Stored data
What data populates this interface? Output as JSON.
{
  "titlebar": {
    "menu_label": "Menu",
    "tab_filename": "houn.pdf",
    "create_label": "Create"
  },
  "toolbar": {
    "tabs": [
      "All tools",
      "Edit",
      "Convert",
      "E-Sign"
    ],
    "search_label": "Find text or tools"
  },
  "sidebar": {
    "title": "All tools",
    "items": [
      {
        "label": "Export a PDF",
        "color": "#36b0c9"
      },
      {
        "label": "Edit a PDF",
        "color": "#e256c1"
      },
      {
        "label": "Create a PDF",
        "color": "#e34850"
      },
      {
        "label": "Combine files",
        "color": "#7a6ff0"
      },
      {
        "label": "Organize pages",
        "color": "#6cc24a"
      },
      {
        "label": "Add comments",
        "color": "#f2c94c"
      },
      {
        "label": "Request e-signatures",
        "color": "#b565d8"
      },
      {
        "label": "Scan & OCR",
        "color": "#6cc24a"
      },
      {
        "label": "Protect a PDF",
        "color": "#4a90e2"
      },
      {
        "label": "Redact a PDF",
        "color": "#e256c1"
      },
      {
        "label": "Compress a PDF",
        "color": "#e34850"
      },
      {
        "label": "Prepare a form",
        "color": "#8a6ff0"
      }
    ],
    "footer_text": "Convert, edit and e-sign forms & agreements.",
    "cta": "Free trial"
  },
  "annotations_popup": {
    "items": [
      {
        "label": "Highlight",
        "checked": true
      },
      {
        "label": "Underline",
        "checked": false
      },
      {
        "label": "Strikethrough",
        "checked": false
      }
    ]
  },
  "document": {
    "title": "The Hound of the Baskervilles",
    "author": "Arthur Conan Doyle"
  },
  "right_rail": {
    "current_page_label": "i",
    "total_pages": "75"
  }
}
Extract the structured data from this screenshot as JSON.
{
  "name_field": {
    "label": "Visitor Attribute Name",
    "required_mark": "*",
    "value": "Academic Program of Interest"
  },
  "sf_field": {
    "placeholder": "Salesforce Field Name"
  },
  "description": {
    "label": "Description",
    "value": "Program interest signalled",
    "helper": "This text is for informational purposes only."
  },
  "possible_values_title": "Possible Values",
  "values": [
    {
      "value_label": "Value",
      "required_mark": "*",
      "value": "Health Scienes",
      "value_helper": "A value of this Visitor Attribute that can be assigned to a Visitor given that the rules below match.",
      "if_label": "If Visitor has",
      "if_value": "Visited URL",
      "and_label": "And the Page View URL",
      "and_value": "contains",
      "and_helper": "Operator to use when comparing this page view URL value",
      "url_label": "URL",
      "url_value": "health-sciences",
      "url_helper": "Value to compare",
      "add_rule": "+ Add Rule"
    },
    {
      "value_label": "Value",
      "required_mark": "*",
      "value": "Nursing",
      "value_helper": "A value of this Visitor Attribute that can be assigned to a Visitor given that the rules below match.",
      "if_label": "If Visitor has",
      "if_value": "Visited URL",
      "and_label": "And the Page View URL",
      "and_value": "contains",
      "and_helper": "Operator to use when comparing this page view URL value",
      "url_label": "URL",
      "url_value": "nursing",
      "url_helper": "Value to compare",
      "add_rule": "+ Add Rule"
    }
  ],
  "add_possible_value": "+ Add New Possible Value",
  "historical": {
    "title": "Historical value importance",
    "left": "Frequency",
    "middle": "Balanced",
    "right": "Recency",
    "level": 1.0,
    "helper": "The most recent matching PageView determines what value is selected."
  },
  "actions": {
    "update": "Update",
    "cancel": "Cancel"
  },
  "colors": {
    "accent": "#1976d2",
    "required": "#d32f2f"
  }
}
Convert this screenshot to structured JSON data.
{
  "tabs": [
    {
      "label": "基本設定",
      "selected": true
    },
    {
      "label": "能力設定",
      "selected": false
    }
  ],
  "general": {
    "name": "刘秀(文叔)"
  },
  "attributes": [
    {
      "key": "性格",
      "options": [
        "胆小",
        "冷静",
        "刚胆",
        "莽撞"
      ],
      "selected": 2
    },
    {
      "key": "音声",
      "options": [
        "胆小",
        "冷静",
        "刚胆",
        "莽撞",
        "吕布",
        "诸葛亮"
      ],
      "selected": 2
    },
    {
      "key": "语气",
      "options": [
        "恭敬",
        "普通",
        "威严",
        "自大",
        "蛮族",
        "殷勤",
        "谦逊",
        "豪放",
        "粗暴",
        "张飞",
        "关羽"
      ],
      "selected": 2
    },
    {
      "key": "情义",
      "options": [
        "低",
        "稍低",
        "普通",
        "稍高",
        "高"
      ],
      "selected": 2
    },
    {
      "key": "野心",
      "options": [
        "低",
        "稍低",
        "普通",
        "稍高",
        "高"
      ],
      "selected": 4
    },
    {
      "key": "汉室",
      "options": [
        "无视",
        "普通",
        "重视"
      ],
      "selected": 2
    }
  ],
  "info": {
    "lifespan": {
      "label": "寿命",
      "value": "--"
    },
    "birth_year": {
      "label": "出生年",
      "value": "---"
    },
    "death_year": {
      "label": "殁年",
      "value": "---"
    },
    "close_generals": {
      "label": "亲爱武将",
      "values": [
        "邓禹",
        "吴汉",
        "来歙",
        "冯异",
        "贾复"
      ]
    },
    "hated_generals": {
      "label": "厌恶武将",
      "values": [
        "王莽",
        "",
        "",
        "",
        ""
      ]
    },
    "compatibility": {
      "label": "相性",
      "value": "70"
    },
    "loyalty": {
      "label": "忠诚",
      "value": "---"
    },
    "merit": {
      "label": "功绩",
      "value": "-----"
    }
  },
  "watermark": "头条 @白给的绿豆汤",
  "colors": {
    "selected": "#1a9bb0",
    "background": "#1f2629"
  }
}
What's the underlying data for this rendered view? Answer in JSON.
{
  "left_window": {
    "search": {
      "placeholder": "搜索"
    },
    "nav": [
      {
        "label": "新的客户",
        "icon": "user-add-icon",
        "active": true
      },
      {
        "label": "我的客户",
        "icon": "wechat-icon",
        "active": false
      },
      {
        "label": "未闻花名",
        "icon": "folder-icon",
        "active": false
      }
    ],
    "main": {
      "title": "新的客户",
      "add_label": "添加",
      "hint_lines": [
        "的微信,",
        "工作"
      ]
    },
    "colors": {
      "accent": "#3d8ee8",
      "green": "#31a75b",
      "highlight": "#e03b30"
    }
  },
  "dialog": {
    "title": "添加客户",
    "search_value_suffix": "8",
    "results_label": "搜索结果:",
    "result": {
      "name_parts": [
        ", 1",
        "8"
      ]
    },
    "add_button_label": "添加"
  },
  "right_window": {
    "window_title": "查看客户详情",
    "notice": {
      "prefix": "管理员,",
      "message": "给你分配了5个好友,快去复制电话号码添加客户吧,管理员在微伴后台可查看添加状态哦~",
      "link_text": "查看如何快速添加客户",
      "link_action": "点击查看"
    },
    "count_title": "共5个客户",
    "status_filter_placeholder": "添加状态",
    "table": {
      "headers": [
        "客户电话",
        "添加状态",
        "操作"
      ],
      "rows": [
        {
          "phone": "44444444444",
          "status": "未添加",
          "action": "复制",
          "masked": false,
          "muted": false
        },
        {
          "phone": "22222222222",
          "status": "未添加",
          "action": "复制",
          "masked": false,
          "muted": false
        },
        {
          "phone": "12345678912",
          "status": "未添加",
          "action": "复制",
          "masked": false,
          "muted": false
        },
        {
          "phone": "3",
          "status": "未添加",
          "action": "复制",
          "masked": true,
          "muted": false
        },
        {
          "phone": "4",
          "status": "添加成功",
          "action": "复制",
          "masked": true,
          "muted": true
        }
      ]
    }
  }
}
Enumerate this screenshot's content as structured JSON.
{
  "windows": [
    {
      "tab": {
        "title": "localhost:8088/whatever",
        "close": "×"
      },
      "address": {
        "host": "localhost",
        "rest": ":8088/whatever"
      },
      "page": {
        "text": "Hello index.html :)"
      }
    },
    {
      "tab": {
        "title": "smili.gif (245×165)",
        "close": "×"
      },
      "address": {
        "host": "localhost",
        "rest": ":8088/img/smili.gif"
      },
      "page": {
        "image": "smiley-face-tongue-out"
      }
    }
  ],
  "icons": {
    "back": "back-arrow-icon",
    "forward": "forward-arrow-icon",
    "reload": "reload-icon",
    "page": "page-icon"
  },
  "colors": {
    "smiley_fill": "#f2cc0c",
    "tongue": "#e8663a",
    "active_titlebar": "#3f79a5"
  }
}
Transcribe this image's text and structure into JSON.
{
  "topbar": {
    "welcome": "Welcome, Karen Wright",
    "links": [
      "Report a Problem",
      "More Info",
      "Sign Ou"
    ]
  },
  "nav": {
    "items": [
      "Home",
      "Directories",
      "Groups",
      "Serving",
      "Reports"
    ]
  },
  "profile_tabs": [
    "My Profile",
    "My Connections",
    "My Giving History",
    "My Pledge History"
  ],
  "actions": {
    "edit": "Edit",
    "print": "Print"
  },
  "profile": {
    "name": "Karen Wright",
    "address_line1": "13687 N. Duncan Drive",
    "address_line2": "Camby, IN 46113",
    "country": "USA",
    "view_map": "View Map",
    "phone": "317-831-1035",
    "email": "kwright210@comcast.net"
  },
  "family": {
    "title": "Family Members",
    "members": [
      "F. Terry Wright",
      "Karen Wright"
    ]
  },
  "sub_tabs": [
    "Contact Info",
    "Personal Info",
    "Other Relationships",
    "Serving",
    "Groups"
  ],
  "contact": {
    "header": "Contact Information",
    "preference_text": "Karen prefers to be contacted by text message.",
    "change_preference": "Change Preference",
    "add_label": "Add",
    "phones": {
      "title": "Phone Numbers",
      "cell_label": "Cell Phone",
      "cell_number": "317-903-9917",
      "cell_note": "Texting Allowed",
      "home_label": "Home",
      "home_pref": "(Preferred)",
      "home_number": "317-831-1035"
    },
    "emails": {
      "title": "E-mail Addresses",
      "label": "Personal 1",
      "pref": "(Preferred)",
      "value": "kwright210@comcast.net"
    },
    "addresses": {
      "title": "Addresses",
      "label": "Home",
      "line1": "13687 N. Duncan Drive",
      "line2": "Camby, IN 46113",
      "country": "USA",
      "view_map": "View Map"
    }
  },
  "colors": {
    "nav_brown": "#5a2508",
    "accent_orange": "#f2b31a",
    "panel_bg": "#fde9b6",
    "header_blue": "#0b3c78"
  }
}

### TASK TO CARRY OUT
Lines of the material that contain the word "Program" are to be gathered.

### THE RESULT
    "value": "Academic Program of Interest"
    "value": "Program interest signalled",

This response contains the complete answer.